WHAT YOU WILL DO -
Skip the images. Copy the records exactly as written.

※

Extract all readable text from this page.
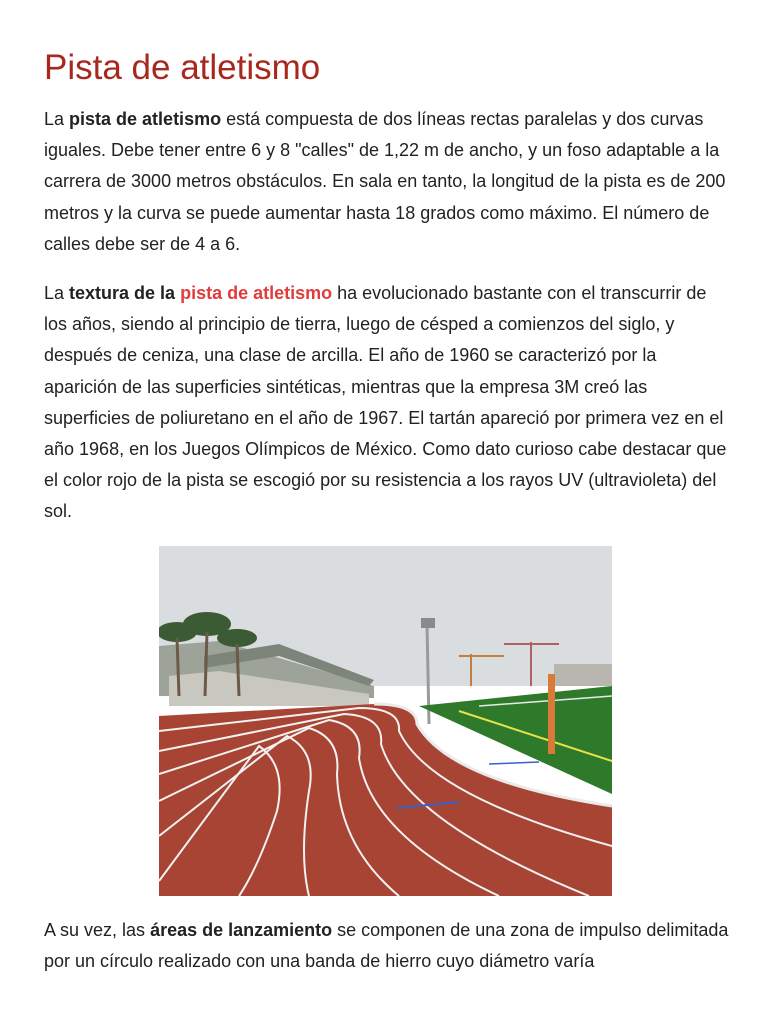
Pista de atletismo

La pista de atletismo está compuesta de dos líneas rectas paralelas y dos curvas iguales. Debe tener entre 6 y 8 "calles" de 1,22 m de ancho, y un foso adaptable a la carrera de 3000 metros obstáculos. En sala en tanto, la longitud de la pista es de 200 metros y la curva se puede aumentar hasta 18 grados como máximo. El número de calles debe ser de 4 a 6.

La textura de la pista de atletismo ha evolucionado bastante con el transcurrir de los años, siendo al principio de tierra, luego de césped a comienzos del siglo, y después de ceniza, una clase de arcilla. El año de 1960 se caracterizó por la aparición de las superficies sintéticas, mientras que la empresa 3M creó las superficies de poliuretano en el año de 1967. El tartán apareció por primera vez en el año 1968, en los Juegos Olímpicos de México. Como dato curioso cabe destacar que el color rojo de la pista se escogió por su resistencia a los rayos UV (ultravioleta) del sol.

A su vez, las áreas de lanzamiento se componen de una zona de impulso delimitada por un círculo realizado con una banda de hierro cuyo diámetro varía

※

EXERCISE RESPONSE -
Extract all readable text from this page.
Pista de atletismo

La pista de atletismo está compuesta de dos líneas rectas paralelas y dos curvas iguales. Debe tener entre 6 y 8 "calles" de 1,22 m de ancho, y un foso adaptable a la carrera de 3000 metros obstáculos. En sala en tanto, la longitud de la pista es de 200 metros y la curva se puede aumentar hasta 18 grados como máximo. El número de calles debe ser de 4 a 6.

La textura de la pista de atletismo ha evolucionado bastante con el transcurrir de los años, siendo al principio de tierra, luego de césped a comienzos del siglo, y después de ceniza, una clase de arcilla. El año de 1960 se caracterizó por la aparición de las superficies sintéticas, mientras que la empresa 3M creó las superficies de poliuretano en el año de 1967. El tartán apareció por primera vez en el año 1968, en los Juegos Olímpicos de México. Como dato curioso cabe destacar que el color rojo de la pista se escogió por su resistencia a los rayos UV (ultravioleta) del sol.

A su vez, las áreas de lanzamiento se componen de una zona de impulso delimitada por un círculo realizado con una banda de hierro cuyo diámetro varía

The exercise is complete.